* _Your goal_
Beginning at the line containing "Convert this chart" and continuing to the end of the records below, give each line again exactly as it stands, and only those lines.
++++++++++
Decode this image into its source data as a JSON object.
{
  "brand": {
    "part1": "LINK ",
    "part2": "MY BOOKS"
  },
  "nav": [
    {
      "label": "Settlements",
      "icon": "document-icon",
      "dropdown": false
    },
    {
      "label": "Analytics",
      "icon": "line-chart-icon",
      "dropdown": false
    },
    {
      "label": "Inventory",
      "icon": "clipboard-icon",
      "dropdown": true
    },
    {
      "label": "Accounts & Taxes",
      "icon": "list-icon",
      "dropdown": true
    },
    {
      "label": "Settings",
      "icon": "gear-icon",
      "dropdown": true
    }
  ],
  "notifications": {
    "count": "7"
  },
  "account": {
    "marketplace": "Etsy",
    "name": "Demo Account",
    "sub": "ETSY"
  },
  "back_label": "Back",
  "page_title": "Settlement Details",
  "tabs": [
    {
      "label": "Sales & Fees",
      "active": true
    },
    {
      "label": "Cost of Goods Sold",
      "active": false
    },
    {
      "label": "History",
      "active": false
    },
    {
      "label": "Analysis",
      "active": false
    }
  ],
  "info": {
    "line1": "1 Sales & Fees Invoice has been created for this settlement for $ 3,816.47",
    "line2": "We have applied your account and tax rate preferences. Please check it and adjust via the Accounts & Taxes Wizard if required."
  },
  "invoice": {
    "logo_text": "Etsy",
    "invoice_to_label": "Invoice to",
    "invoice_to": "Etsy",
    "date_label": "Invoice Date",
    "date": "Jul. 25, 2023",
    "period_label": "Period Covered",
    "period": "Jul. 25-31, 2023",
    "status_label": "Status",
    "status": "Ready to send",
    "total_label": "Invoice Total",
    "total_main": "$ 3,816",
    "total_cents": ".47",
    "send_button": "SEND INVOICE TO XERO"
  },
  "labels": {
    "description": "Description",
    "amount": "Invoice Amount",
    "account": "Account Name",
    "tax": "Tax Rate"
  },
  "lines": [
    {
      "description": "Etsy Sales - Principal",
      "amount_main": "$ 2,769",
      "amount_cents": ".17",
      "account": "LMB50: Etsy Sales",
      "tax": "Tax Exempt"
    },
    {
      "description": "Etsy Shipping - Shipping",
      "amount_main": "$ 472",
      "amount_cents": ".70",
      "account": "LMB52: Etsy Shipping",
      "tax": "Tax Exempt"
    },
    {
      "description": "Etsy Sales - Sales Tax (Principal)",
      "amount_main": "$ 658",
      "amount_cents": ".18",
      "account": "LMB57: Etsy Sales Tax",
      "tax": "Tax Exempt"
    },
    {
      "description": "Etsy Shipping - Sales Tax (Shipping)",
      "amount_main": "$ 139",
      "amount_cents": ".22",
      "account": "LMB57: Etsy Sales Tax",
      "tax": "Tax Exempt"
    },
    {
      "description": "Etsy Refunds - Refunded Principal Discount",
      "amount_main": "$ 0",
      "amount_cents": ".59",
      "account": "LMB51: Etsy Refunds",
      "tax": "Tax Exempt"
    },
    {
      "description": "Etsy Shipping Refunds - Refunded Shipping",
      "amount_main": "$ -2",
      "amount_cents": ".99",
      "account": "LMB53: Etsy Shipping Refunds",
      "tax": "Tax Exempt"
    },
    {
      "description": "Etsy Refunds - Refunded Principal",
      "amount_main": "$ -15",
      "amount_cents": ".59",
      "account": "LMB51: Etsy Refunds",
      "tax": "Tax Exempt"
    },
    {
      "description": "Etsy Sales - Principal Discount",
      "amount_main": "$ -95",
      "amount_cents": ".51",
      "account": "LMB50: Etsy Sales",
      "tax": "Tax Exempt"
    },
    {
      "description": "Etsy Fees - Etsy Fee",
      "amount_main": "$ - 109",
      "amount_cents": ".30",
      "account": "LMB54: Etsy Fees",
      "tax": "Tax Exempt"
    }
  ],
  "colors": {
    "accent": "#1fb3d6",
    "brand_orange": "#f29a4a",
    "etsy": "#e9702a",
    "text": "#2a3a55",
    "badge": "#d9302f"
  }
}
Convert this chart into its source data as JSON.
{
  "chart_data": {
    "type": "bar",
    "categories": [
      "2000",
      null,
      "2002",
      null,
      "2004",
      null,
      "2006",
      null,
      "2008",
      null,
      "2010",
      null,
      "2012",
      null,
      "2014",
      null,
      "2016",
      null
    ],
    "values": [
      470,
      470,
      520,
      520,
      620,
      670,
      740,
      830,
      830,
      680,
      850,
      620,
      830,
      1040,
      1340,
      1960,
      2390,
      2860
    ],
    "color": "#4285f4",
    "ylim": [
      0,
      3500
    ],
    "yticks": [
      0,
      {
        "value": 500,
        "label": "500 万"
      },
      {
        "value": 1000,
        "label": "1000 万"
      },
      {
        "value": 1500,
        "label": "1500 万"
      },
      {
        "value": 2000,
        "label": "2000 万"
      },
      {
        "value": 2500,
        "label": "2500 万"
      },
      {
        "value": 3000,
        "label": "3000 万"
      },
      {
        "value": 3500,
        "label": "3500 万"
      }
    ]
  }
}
++++++++++
* _The result_
Convert this chart into its source data as JSON.
{
  "chart_data": {
    "type": "bar",
    "categories": [
      "2000",
      null,
      "2002",
      null,
      "2004",
      null,
      "2006",
      null,
      "2008",
      null,
      "2010",
      null,
      "2012",
      null,
      "2014",
      null,
      "2016",
      null
    ],
    "values": [
      470,
      470,
      520,
      520,
      620,
      670,
      740,
      830,
      830,
      680,
      850,
      620,
      830,
      1040,
      1340,
      1960,
      2390,
      2860
    ],
    "color": "#4285f4",
    "ylim": [
      0,
      3500
    ],
    "yticks": [
      0,
      {
        "value": 500,
        "label": "500 万"
      },
      {
        "value": 1000,
        "label": "1000 万"
      },
      {
        "value": 1500,
        "label": "1500 万"
      },
      {
        "value": 2000,
        "label": "2000 万"
      },
      {
        "value": 2500,
        "label": "2500 万"
      },
      {
        "value": 3000,
        "label": "3000 万"
      },
      {
        "value": 3500,
        "label": "3500 万"
      }
    ]
  }
}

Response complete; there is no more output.